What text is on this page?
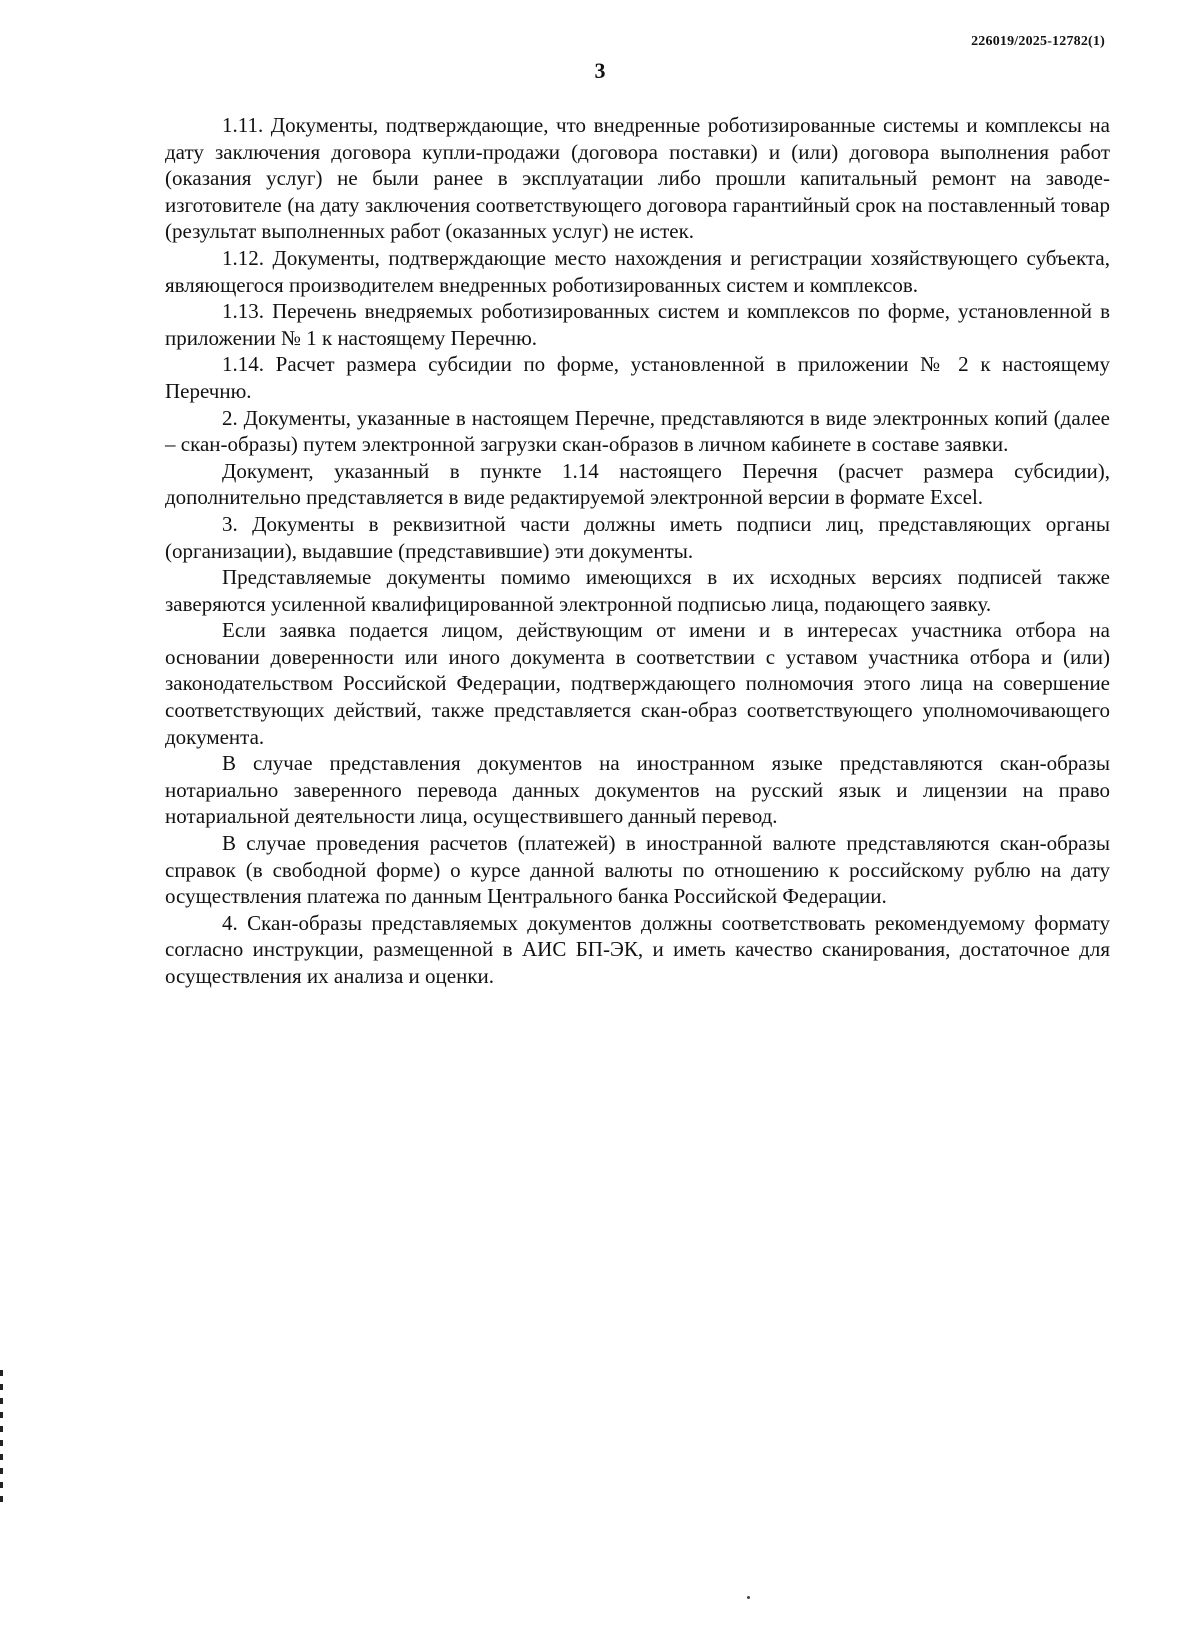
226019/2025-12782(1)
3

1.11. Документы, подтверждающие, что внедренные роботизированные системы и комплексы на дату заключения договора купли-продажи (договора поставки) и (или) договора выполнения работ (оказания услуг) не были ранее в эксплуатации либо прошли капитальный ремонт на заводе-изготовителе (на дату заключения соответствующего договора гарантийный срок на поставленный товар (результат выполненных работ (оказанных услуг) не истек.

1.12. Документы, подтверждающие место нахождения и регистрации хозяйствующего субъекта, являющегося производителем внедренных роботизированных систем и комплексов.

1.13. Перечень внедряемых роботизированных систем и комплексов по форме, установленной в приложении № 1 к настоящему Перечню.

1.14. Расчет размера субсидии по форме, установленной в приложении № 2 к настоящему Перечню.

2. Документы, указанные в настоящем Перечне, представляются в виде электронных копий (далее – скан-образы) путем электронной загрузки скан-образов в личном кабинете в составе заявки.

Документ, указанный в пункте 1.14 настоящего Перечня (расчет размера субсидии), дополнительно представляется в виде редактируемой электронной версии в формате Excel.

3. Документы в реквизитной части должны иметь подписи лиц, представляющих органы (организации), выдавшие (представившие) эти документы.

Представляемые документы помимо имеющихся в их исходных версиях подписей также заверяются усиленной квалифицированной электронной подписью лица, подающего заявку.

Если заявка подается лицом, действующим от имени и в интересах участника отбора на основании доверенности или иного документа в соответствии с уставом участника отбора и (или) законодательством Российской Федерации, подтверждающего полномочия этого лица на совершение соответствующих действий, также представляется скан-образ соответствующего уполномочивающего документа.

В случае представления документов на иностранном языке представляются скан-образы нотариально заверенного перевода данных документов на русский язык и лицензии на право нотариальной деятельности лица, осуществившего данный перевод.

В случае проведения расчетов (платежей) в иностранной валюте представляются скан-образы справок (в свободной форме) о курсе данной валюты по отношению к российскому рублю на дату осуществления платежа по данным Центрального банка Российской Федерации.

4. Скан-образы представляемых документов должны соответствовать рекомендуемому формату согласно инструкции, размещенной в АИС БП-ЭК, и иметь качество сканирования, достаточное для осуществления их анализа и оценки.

++++++++++

Count every line of the material above that holds the string "также", then state only the total.

2